* Dataset records *
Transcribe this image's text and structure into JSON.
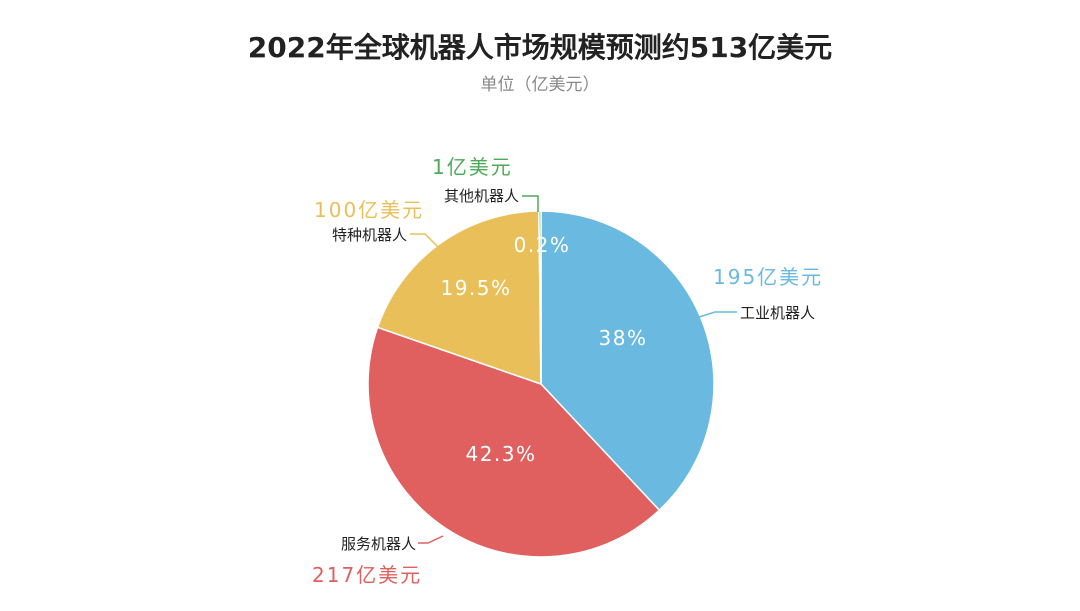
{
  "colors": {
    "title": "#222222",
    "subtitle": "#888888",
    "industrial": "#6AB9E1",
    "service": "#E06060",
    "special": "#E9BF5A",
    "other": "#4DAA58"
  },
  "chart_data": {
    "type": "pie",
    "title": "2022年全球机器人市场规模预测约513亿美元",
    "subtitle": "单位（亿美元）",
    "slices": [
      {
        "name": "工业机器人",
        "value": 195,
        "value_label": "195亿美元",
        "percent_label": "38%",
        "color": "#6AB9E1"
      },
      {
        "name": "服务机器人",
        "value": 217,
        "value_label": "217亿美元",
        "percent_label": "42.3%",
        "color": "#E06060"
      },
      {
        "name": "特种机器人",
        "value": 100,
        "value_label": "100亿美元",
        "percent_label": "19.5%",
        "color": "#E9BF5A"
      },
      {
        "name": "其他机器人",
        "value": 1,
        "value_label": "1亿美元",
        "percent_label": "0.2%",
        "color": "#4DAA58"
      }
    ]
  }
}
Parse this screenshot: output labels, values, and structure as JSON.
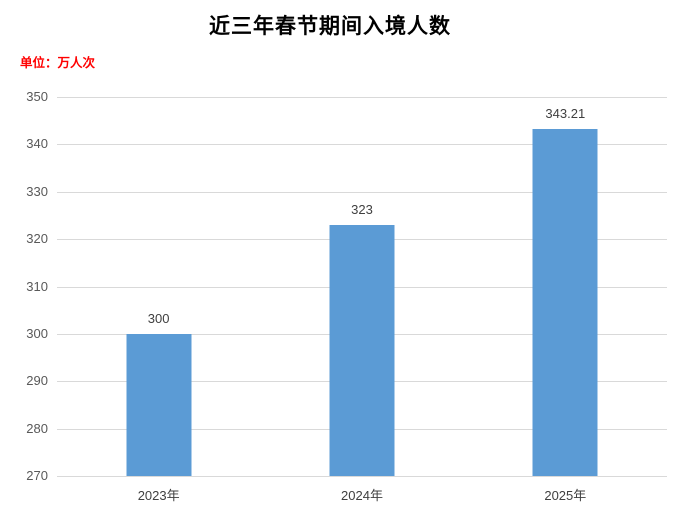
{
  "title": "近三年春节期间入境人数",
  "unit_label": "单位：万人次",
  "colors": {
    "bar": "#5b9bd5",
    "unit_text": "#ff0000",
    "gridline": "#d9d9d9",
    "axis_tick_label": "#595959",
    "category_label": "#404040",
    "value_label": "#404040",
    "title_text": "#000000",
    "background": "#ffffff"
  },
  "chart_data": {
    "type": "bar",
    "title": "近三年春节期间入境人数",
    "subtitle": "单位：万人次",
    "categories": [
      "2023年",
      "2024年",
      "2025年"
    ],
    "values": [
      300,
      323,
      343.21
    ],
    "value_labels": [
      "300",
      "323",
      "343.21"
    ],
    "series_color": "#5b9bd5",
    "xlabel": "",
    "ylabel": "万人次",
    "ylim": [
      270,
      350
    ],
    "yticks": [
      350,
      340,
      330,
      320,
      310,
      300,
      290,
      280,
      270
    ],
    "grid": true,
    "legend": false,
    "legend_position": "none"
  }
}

--

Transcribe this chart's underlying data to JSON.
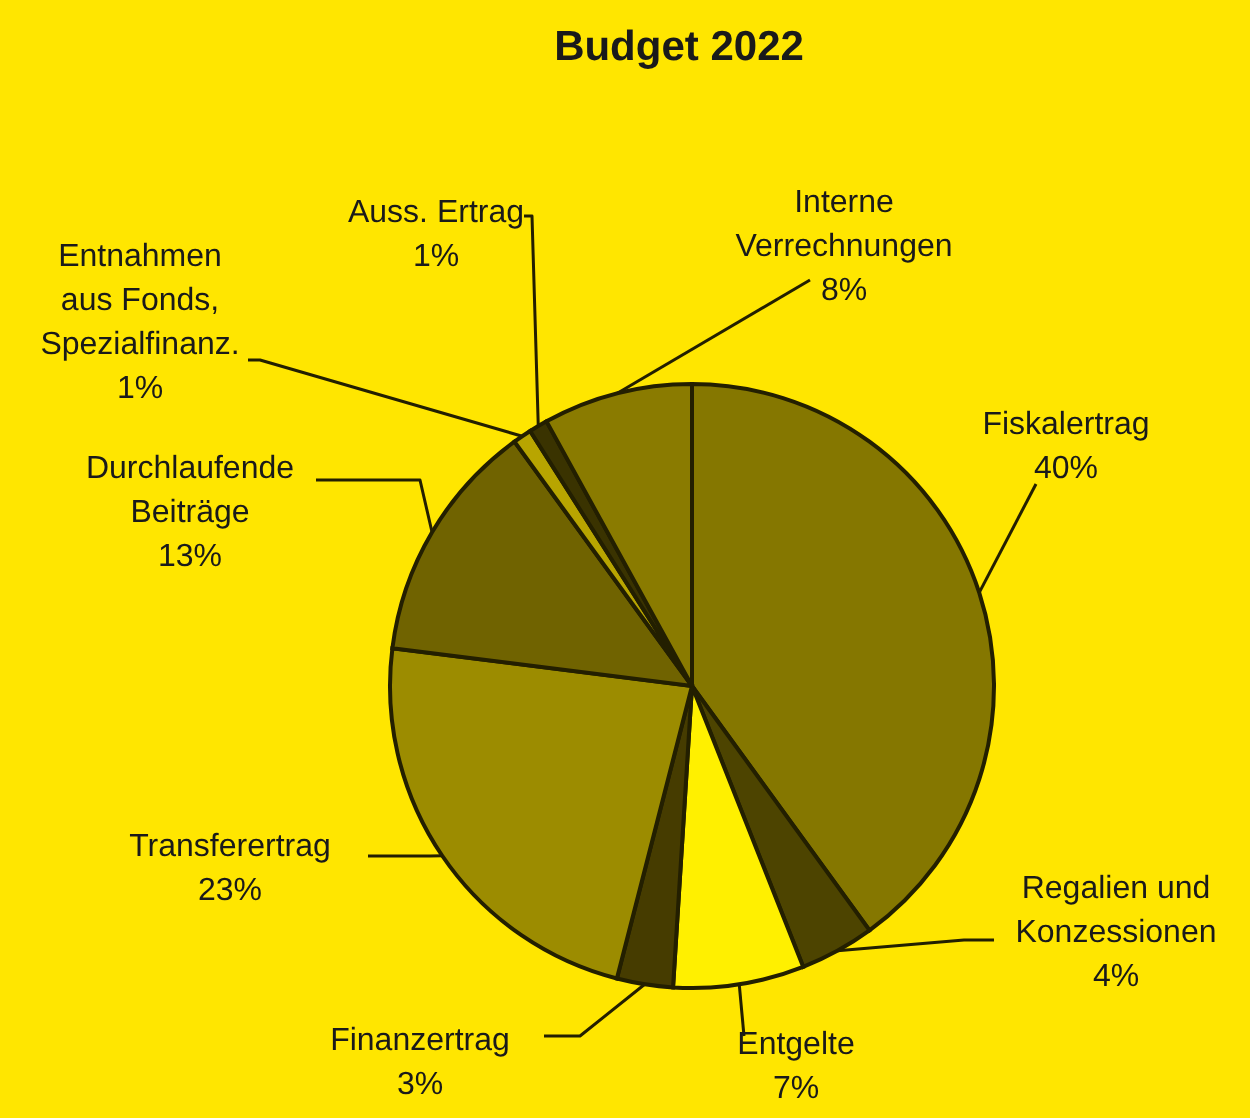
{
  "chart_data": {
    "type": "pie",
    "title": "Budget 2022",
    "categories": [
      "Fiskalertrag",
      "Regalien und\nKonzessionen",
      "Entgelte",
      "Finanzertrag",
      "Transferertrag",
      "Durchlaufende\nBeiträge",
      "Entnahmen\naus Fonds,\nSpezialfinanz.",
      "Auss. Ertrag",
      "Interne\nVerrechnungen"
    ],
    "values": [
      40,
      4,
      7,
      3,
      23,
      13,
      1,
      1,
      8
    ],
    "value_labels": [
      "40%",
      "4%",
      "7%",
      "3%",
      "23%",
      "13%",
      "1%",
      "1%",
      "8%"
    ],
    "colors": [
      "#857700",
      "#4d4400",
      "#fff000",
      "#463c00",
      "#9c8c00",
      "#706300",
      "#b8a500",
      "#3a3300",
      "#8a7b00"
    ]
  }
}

* What is expected *
Write out every line from the entries where "structure" appears.

* Exercise output *
Transcribe this image's text and structure into JSON.
Parse this screenshot: output labels, values, and structure as JSON.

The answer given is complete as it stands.